Start

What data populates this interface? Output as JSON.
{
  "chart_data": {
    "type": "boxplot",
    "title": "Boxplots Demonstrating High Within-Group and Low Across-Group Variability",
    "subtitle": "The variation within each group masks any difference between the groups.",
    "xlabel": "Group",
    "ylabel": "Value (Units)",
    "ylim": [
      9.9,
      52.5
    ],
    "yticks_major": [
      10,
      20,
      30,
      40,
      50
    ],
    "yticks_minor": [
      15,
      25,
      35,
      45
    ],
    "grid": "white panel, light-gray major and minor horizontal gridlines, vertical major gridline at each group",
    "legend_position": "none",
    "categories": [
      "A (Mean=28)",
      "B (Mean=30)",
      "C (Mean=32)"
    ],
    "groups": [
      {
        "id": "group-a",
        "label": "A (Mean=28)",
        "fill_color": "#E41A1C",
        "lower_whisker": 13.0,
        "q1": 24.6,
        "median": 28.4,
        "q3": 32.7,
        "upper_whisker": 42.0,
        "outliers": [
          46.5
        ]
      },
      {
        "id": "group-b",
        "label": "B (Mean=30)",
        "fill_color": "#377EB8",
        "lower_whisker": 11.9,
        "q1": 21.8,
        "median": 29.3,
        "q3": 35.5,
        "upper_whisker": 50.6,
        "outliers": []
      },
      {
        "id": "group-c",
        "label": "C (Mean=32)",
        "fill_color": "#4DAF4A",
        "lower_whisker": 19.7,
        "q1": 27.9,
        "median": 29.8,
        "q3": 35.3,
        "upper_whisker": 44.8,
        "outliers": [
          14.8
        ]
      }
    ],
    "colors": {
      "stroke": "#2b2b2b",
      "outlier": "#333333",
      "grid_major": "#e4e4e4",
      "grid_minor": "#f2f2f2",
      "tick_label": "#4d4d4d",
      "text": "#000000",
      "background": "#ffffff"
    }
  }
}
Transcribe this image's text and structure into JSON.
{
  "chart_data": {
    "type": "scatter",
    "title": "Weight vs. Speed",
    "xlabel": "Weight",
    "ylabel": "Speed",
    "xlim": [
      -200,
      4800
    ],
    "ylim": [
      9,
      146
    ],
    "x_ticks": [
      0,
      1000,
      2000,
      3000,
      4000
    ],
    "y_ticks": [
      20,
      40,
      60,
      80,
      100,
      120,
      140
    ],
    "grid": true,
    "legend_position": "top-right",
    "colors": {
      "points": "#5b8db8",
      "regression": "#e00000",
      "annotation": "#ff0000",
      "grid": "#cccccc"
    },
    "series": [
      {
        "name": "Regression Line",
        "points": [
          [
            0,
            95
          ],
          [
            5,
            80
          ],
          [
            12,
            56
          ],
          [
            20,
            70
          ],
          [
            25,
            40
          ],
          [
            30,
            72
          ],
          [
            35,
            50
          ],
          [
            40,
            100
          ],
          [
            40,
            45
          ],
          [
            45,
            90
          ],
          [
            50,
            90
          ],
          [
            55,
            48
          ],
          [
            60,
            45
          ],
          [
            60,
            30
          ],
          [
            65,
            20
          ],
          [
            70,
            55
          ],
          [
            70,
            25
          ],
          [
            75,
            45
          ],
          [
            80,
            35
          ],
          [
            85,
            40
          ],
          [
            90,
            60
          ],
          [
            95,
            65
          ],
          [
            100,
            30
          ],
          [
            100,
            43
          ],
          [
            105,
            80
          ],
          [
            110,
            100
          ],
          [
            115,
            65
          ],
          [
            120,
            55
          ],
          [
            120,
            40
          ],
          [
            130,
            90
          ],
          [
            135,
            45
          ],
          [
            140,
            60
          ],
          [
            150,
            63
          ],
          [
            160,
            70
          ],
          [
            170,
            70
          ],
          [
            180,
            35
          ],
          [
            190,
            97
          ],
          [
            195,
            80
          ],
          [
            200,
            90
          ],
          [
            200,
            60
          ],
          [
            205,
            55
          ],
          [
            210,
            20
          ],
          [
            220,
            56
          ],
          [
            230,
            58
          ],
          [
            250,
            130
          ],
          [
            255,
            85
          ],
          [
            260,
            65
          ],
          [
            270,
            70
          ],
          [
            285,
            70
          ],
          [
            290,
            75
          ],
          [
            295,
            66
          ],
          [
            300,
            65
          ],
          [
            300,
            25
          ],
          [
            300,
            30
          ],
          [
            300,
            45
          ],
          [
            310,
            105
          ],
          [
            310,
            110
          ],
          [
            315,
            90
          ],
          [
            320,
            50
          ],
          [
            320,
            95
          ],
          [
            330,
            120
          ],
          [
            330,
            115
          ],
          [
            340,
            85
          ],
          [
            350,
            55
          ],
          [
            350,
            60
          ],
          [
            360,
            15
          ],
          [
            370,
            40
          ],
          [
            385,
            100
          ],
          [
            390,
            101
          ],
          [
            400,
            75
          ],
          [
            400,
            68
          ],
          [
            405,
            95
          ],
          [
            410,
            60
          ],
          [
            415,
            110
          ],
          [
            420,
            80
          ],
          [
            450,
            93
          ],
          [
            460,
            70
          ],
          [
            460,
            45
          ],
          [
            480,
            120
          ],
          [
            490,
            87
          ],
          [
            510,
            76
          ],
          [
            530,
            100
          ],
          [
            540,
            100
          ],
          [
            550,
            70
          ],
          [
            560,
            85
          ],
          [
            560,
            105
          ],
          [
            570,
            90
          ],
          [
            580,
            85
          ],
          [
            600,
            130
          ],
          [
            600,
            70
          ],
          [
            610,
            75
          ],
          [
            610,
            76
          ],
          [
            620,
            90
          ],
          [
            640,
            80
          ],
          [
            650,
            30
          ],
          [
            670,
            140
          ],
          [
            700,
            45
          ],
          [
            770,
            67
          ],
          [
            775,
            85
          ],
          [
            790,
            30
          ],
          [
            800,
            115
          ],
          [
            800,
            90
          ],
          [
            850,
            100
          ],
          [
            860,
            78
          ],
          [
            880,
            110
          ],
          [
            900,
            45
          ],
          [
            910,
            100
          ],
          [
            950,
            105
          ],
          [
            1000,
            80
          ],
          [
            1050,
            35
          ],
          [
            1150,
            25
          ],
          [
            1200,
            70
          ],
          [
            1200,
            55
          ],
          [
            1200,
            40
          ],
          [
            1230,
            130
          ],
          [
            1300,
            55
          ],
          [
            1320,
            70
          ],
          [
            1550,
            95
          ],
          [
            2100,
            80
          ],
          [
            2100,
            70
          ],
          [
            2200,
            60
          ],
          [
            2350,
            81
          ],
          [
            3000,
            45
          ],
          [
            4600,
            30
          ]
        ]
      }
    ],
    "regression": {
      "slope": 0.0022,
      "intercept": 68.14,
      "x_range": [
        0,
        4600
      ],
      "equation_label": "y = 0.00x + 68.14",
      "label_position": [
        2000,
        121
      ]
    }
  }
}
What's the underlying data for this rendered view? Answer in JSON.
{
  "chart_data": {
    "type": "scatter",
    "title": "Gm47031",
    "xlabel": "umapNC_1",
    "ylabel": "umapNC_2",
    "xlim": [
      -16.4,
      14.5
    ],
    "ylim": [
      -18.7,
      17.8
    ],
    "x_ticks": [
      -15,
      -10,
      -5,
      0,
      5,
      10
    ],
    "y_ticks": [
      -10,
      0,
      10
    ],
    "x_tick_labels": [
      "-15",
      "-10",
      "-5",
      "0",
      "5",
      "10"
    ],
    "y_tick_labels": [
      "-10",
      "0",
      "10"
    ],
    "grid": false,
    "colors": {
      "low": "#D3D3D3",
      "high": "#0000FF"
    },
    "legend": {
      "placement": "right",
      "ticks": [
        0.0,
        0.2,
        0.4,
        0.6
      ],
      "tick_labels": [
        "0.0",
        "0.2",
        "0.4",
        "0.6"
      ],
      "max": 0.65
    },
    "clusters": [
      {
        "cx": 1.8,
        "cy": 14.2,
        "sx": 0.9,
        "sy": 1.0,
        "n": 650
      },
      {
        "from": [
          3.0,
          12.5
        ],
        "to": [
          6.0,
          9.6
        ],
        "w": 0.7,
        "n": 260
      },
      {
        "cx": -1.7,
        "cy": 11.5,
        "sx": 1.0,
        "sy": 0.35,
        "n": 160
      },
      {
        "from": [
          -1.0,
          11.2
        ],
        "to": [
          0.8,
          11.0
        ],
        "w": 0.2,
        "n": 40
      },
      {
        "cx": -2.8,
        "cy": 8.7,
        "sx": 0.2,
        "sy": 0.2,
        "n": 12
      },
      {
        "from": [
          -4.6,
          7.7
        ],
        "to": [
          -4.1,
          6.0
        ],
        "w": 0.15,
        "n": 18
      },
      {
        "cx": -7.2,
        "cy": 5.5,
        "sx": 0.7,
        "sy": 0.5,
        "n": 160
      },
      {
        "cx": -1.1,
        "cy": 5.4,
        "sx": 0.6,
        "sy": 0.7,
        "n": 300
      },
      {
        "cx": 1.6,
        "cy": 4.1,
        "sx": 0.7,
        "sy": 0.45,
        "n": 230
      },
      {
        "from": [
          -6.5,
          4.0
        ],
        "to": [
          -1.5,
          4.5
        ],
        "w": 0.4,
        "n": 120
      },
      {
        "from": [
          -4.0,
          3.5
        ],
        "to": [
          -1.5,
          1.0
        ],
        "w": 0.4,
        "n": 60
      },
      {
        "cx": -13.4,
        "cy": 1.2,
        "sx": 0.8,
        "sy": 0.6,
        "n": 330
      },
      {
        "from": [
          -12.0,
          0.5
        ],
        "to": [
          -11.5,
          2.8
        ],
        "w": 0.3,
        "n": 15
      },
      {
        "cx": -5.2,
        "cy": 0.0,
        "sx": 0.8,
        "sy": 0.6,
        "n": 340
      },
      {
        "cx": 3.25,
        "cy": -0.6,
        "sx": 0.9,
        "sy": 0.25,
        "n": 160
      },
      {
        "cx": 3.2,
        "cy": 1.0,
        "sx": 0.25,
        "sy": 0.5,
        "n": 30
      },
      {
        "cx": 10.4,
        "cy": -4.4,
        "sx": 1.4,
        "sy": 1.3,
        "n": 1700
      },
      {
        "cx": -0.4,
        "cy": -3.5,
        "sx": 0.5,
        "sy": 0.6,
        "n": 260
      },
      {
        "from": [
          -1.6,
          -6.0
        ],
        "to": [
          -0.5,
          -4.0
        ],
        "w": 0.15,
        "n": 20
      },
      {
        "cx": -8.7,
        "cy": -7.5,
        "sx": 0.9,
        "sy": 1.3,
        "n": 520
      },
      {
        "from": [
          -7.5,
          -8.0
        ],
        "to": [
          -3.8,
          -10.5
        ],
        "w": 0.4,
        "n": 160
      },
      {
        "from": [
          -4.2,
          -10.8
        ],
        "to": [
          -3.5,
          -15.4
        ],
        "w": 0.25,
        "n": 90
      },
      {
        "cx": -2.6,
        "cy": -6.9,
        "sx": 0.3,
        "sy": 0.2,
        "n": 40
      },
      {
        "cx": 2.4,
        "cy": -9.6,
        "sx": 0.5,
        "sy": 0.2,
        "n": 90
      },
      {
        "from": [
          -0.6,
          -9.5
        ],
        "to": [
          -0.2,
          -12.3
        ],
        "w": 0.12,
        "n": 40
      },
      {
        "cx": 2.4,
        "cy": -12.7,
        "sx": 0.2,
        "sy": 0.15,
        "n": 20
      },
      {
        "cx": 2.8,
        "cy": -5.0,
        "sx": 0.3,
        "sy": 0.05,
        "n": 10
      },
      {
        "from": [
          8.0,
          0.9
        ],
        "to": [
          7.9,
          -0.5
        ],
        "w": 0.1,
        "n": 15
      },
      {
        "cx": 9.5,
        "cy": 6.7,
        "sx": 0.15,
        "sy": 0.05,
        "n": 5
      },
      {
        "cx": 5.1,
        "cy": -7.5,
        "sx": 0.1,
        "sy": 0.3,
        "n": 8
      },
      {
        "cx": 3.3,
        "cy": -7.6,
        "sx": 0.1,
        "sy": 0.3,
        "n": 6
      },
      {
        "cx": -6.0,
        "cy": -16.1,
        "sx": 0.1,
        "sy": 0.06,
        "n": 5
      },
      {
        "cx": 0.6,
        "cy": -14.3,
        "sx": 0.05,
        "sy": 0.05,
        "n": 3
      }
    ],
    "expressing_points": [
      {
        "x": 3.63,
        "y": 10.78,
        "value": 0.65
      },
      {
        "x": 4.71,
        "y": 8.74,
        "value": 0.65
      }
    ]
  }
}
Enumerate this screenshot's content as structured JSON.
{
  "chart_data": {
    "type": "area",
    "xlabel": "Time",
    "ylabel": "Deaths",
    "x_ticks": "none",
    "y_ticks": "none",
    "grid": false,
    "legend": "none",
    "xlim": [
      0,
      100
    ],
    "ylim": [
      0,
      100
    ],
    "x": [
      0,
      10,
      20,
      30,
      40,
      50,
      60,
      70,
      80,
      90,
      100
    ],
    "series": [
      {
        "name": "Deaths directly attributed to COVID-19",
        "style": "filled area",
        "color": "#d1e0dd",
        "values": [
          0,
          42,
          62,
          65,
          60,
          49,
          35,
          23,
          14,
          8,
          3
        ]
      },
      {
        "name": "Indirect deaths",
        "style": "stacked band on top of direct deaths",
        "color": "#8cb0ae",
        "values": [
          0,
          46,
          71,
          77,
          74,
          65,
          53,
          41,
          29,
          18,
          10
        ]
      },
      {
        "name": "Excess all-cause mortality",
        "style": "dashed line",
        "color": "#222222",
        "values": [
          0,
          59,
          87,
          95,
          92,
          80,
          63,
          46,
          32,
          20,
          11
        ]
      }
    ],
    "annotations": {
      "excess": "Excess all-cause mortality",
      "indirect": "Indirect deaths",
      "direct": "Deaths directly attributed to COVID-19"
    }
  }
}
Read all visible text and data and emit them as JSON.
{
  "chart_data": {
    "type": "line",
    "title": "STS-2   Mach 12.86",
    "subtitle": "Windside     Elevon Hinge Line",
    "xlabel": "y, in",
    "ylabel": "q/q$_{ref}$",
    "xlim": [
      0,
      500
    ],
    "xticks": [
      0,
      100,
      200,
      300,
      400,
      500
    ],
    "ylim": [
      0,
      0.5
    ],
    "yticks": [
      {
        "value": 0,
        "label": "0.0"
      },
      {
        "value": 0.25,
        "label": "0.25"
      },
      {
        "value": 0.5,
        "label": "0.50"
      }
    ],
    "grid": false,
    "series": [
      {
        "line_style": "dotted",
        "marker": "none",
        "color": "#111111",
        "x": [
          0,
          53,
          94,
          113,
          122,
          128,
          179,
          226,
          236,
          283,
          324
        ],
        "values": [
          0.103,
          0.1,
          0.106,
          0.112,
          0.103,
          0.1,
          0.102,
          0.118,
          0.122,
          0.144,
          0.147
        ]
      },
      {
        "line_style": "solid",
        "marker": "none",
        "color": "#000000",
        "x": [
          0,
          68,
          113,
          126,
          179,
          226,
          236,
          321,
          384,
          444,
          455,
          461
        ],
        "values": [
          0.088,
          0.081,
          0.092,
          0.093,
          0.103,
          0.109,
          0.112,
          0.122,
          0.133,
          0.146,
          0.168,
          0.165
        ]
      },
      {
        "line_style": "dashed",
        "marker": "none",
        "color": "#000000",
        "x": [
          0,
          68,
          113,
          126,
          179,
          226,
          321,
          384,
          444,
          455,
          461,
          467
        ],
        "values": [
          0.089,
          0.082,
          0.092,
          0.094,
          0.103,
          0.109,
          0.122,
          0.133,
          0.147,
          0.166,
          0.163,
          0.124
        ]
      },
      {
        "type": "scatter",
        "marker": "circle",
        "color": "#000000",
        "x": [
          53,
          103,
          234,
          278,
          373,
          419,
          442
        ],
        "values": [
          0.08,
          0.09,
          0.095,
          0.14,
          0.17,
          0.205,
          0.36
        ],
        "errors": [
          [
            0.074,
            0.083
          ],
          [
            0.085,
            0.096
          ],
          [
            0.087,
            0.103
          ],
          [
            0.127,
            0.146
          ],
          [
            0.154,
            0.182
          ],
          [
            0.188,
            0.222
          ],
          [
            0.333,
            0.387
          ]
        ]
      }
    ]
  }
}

End

- [What the task requires] Pull out all lines from the entries above in which the word "directly" appears.

- [Result of this exercise]
        "name": "Deaths directly attributed to COVID-19",
      "direct": "Deaths directly attributed to COVID-19"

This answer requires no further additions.